-- INPUT --
_ _ _ _
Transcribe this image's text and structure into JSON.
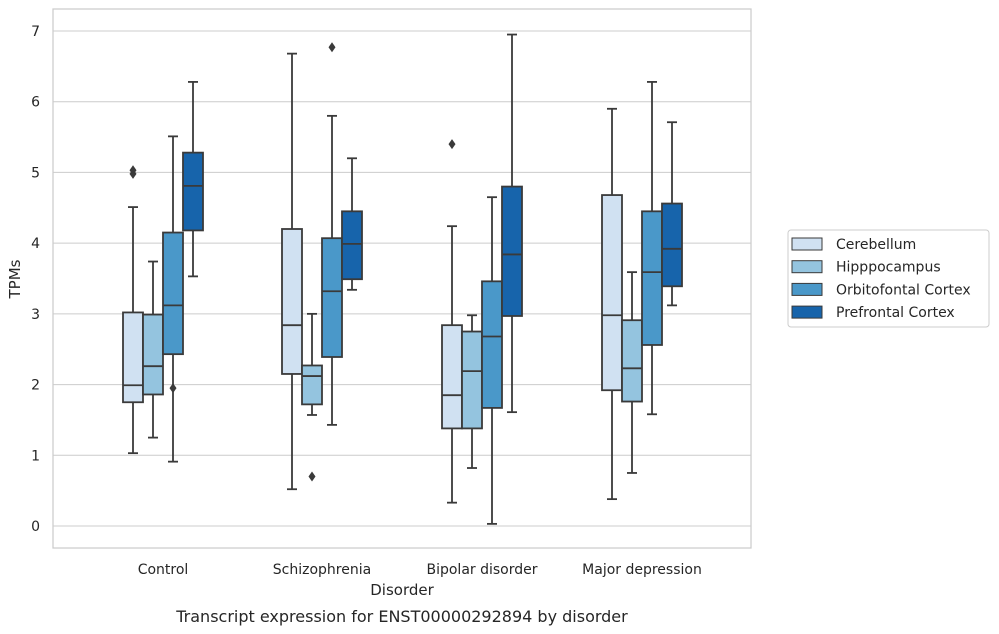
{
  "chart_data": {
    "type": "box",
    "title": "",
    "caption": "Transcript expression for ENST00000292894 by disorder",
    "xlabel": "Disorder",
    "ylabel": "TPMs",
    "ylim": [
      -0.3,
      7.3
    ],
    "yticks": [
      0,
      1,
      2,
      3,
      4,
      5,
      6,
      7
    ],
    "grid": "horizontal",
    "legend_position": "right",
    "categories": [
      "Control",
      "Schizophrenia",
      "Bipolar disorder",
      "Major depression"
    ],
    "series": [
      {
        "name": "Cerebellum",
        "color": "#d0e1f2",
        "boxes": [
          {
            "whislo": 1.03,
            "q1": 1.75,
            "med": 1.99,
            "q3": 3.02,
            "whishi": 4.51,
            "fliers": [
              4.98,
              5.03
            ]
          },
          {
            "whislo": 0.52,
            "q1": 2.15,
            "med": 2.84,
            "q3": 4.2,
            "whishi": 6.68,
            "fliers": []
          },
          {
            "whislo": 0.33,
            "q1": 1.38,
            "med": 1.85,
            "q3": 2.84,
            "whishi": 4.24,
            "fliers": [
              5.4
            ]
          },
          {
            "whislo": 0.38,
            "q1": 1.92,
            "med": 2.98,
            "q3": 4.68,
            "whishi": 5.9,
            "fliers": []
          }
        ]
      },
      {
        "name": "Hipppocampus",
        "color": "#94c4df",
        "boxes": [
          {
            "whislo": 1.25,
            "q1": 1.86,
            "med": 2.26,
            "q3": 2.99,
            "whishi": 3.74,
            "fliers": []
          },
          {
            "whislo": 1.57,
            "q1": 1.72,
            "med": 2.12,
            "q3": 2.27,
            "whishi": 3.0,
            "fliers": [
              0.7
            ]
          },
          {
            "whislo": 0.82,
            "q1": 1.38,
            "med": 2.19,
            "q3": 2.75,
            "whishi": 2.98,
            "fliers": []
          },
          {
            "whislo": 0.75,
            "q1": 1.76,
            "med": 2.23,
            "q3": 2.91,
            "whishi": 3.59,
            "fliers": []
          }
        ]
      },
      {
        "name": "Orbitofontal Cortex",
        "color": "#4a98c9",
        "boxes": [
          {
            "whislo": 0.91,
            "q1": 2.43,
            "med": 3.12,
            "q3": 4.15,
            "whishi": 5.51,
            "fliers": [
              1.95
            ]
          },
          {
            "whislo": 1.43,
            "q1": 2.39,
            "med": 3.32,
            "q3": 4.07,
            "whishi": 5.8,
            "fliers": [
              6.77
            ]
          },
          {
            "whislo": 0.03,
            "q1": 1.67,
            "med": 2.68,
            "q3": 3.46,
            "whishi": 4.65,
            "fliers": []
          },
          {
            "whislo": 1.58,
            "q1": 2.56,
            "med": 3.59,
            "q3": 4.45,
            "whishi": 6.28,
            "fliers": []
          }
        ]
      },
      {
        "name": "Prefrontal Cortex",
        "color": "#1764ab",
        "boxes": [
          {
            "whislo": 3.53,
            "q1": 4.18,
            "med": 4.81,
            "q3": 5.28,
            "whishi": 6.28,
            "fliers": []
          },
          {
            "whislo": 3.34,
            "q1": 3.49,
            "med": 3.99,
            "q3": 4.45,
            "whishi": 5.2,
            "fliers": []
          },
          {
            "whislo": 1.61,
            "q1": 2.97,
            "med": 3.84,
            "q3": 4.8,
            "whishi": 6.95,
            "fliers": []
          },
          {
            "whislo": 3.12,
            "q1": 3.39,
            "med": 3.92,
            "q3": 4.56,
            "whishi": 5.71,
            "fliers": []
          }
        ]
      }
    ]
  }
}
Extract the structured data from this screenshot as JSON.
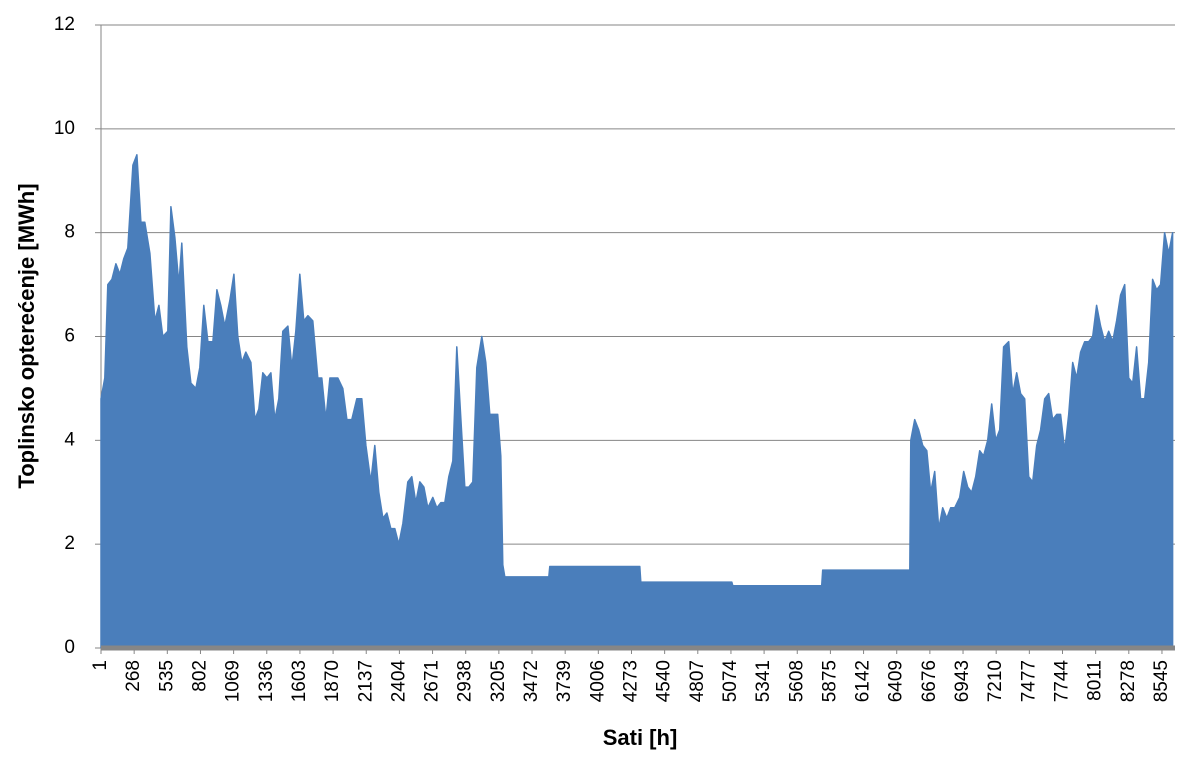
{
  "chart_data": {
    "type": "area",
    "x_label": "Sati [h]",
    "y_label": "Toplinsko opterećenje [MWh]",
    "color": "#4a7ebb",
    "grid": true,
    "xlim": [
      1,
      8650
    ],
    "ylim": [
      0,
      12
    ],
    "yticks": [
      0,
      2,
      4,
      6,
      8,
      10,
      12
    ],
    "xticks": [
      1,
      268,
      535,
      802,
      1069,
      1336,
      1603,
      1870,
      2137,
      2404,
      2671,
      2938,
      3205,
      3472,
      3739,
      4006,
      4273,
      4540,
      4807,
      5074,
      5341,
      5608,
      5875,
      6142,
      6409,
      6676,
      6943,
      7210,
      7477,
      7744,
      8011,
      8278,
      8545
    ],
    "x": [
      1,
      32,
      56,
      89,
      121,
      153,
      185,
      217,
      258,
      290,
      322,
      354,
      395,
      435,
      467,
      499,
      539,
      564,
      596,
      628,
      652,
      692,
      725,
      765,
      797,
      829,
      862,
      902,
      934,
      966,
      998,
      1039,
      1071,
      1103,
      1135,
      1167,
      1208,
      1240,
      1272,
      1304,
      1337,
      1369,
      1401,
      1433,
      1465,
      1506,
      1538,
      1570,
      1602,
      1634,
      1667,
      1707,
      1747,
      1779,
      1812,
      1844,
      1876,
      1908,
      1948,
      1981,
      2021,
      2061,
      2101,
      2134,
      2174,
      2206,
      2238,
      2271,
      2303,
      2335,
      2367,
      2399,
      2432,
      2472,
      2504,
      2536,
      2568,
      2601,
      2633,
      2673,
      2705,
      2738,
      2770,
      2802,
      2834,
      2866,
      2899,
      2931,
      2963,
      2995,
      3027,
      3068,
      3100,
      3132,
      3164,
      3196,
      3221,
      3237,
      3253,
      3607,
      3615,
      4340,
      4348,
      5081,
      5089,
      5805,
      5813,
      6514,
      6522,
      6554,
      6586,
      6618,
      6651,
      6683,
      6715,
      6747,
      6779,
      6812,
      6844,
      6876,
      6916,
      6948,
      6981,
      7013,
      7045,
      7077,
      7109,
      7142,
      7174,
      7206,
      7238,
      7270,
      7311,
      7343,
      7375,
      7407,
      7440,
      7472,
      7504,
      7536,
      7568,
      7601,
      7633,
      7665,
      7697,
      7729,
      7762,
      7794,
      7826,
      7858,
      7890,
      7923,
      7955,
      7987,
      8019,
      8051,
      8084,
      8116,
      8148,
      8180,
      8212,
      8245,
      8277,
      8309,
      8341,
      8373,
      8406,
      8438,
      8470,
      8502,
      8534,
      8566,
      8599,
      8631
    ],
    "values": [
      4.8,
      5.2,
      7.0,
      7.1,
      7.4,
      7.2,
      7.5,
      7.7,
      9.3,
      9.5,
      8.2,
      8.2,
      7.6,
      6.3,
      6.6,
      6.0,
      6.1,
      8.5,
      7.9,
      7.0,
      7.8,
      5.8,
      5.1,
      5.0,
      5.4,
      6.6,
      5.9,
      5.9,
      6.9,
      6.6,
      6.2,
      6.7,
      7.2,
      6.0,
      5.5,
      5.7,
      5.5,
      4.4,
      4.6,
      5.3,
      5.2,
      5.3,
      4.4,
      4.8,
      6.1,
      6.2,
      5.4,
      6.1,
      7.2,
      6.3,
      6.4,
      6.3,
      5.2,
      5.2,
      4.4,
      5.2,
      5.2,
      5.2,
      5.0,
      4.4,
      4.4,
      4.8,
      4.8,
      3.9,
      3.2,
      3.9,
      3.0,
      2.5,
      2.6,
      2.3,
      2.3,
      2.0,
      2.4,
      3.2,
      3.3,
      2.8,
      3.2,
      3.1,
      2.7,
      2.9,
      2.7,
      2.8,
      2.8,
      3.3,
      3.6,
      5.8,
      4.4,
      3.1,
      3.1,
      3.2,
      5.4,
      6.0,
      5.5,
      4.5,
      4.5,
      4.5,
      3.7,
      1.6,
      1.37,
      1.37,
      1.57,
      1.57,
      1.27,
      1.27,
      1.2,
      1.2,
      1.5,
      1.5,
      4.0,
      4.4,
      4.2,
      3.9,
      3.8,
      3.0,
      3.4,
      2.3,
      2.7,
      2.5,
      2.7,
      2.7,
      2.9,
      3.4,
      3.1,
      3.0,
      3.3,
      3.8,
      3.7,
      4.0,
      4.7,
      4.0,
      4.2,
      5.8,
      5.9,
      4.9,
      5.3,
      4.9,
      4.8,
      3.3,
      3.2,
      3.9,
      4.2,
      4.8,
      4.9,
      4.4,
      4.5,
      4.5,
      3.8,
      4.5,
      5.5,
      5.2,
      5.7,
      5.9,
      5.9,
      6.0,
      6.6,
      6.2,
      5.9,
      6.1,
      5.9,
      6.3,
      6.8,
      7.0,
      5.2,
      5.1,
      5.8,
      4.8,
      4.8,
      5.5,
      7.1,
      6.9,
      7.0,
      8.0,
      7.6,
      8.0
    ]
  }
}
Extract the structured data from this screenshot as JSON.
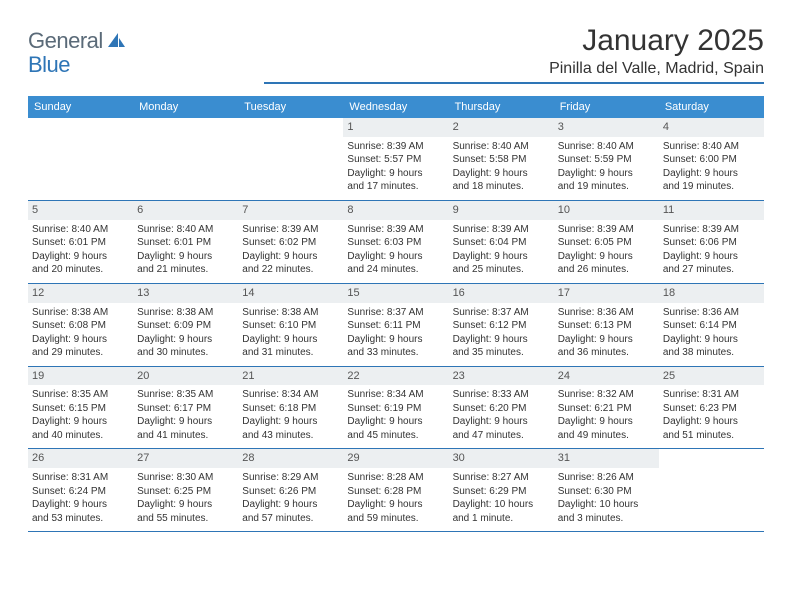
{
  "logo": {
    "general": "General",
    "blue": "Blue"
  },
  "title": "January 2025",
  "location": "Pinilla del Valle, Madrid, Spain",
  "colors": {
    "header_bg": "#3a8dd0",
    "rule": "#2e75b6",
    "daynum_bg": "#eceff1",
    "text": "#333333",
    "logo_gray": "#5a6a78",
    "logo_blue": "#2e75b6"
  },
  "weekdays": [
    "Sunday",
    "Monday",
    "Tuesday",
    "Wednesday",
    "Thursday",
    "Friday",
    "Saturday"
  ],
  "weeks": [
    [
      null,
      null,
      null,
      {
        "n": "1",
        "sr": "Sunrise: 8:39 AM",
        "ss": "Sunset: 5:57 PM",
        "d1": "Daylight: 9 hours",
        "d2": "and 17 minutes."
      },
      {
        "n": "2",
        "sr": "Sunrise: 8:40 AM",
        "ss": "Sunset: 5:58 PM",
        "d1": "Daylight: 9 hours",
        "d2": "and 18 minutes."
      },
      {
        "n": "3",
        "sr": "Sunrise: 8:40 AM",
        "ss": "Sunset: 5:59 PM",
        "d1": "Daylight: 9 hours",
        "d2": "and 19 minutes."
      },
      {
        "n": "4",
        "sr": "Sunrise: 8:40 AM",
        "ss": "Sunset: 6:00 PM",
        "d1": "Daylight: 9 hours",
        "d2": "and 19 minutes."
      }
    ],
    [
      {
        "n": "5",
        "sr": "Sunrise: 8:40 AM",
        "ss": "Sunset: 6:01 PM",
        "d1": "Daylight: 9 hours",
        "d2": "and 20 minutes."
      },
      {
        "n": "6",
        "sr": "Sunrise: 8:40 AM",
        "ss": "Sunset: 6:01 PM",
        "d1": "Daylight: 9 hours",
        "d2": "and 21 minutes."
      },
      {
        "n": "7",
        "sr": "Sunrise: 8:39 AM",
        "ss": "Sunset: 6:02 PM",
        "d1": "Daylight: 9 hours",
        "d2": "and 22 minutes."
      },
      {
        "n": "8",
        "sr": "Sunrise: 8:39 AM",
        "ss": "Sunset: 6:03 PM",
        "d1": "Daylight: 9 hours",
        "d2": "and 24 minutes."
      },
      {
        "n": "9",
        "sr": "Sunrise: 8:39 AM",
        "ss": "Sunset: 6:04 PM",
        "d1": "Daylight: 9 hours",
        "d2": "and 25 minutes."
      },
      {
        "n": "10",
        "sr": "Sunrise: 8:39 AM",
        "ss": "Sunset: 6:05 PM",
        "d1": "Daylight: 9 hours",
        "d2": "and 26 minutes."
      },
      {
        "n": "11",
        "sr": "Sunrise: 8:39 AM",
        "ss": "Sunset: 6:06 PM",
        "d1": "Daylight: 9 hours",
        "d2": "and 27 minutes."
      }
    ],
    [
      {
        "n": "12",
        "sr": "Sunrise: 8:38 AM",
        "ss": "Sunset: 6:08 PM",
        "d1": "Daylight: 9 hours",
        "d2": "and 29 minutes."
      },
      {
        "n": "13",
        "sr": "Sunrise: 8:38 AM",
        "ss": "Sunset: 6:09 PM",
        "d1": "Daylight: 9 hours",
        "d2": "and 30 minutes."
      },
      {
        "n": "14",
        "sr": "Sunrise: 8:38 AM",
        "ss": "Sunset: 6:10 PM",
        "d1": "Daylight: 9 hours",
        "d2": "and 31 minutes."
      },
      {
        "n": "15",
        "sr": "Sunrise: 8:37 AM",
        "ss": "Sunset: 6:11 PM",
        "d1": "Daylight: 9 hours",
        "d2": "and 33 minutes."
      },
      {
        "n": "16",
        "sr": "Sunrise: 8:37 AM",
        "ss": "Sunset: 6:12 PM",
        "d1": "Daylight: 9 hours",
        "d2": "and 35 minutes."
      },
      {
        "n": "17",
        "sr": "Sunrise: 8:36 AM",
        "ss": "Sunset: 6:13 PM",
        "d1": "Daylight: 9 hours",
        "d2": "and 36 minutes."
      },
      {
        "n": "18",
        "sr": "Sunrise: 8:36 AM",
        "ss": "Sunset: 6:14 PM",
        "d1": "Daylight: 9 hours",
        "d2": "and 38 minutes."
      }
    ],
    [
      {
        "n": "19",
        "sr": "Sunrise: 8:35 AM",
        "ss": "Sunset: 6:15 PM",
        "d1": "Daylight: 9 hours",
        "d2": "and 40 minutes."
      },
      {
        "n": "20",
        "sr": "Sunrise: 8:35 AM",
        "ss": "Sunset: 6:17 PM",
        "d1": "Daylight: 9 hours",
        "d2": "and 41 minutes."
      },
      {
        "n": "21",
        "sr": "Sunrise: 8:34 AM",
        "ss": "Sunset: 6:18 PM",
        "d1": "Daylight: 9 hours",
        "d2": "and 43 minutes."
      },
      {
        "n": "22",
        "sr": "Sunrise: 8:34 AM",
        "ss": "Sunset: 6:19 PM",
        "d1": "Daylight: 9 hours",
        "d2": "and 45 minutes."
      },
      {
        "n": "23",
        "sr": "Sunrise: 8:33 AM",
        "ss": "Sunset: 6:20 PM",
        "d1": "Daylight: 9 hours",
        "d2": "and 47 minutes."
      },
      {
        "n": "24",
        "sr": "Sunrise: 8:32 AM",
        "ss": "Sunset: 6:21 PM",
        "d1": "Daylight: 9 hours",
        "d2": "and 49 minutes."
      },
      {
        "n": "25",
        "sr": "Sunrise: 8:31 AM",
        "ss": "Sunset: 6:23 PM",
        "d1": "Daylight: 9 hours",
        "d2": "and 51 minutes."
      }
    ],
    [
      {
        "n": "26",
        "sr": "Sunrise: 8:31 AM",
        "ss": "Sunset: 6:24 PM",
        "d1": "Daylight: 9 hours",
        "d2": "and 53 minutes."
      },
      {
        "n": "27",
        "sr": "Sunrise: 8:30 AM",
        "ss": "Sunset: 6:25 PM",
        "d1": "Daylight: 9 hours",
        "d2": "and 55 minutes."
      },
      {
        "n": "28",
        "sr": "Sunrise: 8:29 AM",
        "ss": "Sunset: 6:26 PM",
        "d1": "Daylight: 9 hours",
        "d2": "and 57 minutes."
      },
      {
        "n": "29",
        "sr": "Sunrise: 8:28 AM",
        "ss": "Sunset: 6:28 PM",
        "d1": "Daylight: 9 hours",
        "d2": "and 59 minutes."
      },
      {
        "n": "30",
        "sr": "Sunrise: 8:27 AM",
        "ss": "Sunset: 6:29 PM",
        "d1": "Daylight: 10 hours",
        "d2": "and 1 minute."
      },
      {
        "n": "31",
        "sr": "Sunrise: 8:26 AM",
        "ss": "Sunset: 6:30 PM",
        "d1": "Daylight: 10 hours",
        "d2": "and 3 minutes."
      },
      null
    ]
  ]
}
_ _ _ _
-- BRIEF --
Where a line holds "text", copy that line.

-- TASK OUTPUT --
Transcribe this image's text and structure into JSON.
    "text": "#333333",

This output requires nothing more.